DO THIS
Show every line below where "title" can be found.

Collected data
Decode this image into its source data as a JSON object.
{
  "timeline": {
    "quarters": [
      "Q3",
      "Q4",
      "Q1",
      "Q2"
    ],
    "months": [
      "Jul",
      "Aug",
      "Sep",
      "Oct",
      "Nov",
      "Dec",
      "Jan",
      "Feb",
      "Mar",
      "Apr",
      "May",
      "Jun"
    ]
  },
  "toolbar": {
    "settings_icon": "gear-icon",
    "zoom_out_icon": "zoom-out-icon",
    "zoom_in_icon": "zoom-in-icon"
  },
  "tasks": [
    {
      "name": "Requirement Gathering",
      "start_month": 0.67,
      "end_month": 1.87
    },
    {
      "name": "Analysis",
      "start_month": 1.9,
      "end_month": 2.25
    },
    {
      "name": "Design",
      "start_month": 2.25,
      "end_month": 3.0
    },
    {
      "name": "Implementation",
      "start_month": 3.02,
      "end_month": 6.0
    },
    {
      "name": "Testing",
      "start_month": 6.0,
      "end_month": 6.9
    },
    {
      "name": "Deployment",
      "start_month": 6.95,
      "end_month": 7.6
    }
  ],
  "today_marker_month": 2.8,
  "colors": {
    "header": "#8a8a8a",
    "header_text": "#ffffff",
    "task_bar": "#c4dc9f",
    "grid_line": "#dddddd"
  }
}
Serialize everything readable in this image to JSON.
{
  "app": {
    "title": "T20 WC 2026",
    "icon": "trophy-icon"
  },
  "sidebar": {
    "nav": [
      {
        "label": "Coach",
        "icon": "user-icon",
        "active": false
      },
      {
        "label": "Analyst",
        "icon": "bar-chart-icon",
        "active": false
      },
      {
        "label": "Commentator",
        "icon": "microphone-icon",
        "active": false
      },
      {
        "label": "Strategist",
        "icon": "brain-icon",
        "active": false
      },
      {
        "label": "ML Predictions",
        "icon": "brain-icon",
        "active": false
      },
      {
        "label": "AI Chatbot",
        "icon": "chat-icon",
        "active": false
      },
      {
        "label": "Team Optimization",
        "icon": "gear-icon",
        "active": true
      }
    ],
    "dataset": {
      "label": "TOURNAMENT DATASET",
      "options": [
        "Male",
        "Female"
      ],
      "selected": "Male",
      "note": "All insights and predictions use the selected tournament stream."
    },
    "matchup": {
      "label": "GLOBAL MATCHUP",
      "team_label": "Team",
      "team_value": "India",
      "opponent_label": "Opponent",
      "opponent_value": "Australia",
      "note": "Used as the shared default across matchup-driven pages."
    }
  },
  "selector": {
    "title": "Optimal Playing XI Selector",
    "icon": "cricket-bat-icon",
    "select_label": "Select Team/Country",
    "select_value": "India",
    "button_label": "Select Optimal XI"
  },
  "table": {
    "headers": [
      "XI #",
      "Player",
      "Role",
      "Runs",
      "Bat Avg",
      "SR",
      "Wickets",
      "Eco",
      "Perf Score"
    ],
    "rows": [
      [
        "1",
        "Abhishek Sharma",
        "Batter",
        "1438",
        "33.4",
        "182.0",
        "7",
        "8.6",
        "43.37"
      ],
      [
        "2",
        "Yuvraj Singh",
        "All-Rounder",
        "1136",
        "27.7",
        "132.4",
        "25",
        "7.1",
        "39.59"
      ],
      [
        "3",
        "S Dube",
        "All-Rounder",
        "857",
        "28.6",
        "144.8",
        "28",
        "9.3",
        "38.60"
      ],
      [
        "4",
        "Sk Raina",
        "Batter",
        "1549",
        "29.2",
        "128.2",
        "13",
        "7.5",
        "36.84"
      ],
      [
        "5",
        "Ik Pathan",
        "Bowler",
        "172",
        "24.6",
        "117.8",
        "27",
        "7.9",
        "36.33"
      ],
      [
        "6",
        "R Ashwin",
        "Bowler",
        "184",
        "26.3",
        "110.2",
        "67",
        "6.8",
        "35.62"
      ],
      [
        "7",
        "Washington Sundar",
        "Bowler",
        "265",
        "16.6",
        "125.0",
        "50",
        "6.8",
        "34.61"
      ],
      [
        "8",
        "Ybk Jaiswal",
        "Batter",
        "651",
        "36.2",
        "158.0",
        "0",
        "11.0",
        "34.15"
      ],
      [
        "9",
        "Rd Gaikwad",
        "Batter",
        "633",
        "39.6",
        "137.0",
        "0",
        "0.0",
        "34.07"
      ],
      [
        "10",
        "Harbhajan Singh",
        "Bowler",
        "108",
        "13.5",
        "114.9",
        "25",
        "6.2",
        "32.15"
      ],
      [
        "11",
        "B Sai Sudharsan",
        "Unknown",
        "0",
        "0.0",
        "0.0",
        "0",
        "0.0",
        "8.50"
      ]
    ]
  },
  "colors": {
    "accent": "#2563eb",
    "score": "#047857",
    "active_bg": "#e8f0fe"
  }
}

RESPONSE TO THIS TASK
    "title": "T20 WC 2026",
    "title": "Optimal Playing XI Selector",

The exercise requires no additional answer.